**TASK OBJECTIVE:** Could you write out these entries again, switching every "time-label" to "time-marker" and leaving everything else as it is?

**MATERIAL SHOWN:**
-------------------------

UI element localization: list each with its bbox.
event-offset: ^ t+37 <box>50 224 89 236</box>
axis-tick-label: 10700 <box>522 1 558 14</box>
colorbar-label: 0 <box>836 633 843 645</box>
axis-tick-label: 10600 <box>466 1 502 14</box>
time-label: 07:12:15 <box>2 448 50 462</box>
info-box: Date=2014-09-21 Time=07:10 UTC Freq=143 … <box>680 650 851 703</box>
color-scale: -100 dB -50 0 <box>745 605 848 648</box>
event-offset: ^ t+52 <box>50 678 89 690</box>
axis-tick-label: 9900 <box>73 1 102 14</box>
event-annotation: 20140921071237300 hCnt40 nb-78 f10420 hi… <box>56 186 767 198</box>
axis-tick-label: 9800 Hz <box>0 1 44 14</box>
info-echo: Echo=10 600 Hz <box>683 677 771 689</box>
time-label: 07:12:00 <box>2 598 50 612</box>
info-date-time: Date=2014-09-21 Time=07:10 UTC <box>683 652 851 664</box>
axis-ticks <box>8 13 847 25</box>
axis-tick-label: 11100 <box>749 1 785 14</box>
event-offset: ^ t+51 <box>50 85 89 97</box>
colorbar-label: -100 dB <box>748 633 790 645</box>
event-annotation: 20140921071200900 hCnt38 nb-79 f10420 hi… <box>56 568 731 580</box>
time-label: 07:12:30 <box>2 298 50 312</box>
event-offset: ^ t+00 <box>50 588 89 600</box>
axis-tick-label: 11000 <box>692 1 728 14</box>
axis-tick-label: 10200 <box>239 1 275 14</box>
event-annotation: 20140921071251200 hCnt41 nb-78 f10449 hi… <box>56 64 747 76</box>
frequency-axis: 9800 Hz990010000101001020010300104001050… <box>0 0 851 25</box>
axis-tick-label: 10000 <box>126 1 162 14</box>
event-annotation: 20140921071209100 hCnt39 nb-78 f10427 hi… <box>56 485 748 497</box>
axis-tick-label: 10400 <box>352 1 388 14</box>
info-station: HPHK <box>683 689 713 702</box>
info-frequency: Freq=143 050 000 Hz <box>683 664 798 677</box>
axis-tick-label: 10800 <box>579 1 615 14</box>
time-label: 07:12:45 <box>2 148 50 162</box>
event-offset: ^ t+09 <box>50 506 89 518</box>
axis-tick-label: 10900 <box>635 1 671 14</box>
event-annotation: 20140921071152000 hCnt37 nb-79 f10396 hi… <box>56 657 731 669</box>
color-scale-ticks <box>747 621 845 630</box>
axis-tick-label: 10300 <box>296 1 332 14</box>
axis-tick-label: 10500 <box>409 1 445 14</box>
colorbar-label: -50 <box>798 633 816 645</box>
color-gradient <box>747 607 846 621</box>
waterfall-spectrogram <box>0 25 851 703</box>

-------------------------

**CORRECT OUTPUT:**
UI element localization: list each with its bbox.
event-offset: ^ t+37 <box>50 224 89 236</box>
axis-tick-label: 10700 <box>522 1 558 14</box>
colorbar-label: 0 <box>836 633 843 645</box>
axis-tick-label: 10600 <box>466 1 502 14</box>
time-marker: 07:12:15 <box>2 448 50 462</box>
info-box: Date=2014-09-21 Time=07:10 UTC Freq=143 … <box>680 650 851 703</box>
color-scale: -100 dB -50 0 <box>745 605 848 648</box>
event-offset: ^ t+52 <box>50 678 89 690</box>
axis-tick-label: 9900 <box>73 1 102 14</box>
event-annotation: 20140921071237300 hCnt40 nb-78 f10420 hi… <box>56 186 767 198</box>
axis-tick-label: 9800 Hz <box>0 1 44 14</box>
info-echo: Echo=10 600 Hz <box>683 677 771 689</box>
time-marker: 07:12:00 <box>2 598 50 612</box>
info-date-time: Date=2014-09-21 Time=07:10 UTC <box>683 652 851 664</box>
axis-ticks <box>8 13 847 25</box>
axis-tick-label: 11100 <box>749 1 785 14</box>
event-offset: ^ t+51 <box>50 85 89 97</box>
colorbar-label: -100 dB <box>748 633 790 645</box>
event-annotation: 20140921071200900 hCnt38 nb-79 f10420 hi… <box>56 568 731 580</box>
time-marker: 07:12:30 <box>2 298 50 312</box>
event-offset: ^ t+00 <box>50 588 89 600</box>
axis-tick-label: 11000 <box>692 1 728 14</box>
axis-tick-label: 10200 <box>239 1 275 14</box>
event-annotation: 20140921071251200 hCnt41 nb-78 f10449 hi… <box>56 64 747 76</box>
frequency-axis: 9800 Hz990010000101001020010300104001050… <box>0 0 851 25</box>
axis-tick-label: 10000 <box>126 1 162 14</box>
event-annotation: 20140921071209100 hCnt39 nb-78 f10427 hi… <box>56 485 748 497</box>
axis-tick-label: 10400 <box>352 1 388 14</box>
info-station: HPHK <box>683 689 713 702</box>
info-frequency: Freq=143 050 000 Hz <box>683 664 798 677</box>
axis-tick-label: 10800 <box>579 1 615 14</box>
time-marker: 07:12:45 <box>2 148 50 162</box>
event-offset: ^ t+09 <box>50 506 89 518</box>
axis-tick-label: 10900 <box>635 1 671 14</box>
event-annotation: 20140921071152000 hCnt37 nb-79 f10396 hi… <box>56 657 731 669</box>
color-scale-ticks <box>747 621 845 630</box>
axis-tick-label: 10300 <box>296 1 332 14</box>
axis-tick-label: 10500 <box>409 1 445 14</box>
colorbar-label: -50 <box>798 633 816 645</box>
color-gradient <box>747 607 846 621</box>
waterfall-spectrogram <box>0 25 851 703</box>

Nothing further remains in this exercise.